Search the data for the string "Parcerias" and gather each line it is in.

▸ Input material
-- Begin --

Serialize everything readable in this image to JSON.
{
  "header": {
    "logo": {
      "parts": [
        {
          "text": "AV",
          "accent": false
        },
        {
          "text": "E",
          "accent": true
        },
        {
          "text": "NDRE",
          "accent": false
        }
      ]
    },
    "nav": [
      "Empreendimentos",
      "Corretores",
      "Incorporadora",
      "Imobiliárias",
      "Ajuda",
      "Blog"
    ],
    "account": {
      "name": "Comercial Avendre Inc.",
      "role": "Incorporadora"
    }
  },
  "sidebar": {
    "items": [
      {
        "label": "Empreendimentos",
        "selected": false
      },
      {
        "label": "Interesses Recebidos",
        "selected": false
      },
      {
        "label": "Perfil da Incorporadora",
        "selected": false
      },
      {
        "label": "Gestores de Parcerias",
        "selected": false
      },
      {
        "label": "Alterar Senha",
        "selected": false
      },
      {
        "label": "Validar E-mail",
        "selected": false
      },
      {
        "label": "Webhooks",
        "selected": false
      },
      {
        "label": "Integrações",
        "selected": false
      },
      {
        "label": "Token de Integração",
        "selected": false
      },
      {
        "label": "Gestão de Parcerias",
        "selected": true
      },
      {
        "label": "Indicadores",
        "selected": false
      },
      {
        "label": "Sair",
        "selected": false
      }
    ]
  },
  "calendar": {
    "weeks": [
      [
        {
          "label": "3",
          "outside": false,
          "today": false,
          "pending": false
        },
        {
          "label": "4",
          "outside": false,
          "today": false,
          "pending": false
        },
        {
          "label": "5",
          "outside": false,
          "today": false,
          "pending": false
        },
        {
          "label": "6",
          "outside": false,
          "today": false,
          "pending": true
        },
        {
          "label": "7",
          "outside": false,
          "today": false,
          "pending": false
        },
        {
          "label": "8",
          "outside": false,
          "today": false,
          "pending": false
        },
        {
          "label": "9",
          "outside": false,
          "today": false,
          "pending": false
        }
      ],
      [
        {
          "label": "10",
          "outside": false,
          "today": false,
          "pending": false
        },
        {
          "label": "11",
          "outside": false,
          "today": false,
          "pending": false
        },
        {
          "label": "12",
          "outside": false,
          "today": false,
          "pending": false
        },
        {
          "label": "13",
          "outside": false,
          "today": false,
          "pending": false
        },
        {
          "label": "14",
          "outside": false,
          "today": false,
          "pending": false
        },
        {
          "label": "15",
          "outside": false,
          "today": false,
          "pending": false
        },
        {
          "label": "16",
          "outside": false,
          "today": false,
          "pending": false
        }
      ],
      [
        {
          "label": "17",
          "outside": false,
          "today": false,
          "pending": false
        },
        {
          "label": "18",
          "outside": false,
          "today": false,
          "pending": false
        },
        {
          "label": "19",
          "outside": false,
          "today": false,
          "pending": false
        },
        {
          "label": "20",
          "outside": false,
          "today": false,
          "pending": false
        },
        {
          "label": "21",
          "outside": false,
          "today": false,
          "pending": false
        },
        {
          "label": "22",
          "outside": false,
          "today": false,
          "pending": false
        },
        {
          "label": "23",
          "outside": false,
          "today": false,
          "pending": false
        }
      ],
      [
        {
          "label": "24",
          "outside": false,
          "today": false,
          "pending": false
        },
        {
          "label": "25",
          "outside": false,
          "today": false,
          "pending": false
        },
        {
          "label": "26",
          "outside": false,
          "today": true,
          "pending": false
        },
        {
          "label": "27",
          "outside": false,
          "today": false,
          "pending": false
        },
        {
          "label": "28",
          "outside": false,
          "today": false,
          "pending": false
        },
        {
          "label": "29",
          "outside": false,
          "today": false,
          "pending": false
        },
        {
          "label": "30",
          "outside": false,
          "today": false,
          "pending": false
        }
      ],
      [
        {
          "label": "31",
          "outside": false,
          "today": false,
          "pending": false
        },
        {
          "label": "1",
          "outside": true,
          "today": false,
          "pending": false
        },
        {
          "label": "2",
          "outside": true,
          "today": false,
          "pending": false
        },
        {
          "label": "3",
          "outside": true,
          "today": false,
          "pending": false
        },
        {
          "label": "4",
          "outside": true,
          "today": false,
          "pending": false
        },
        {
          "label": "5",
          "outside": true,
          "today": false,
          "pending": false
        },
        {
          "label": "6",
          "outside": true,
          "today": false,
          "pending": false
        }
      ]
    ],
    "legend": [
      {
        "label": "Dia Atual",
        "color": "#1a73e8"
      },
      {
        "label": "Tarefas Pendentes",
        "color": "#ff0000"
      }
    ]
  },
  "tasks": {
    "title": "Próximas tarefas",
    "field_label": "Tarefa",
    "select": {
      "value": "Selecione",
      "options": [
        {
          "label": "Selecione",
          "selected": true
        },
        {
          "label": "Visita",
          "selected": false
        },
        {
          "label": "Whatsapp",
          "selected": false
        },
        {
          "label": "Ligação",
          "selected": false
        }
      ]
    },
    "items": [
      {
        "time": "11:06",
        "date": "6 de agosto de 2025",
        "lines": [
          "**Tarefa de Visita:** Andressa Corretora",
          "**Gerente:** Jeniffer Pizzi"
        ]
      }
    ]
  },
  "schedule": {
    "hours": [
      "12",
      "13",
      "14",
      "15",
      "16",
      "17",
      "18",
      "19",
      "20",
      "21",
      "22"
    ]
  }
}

-- End --

▸ Result of the exercise
        "label": "Gestores de Parcerias",
        "label": "Gestão de Parcerias",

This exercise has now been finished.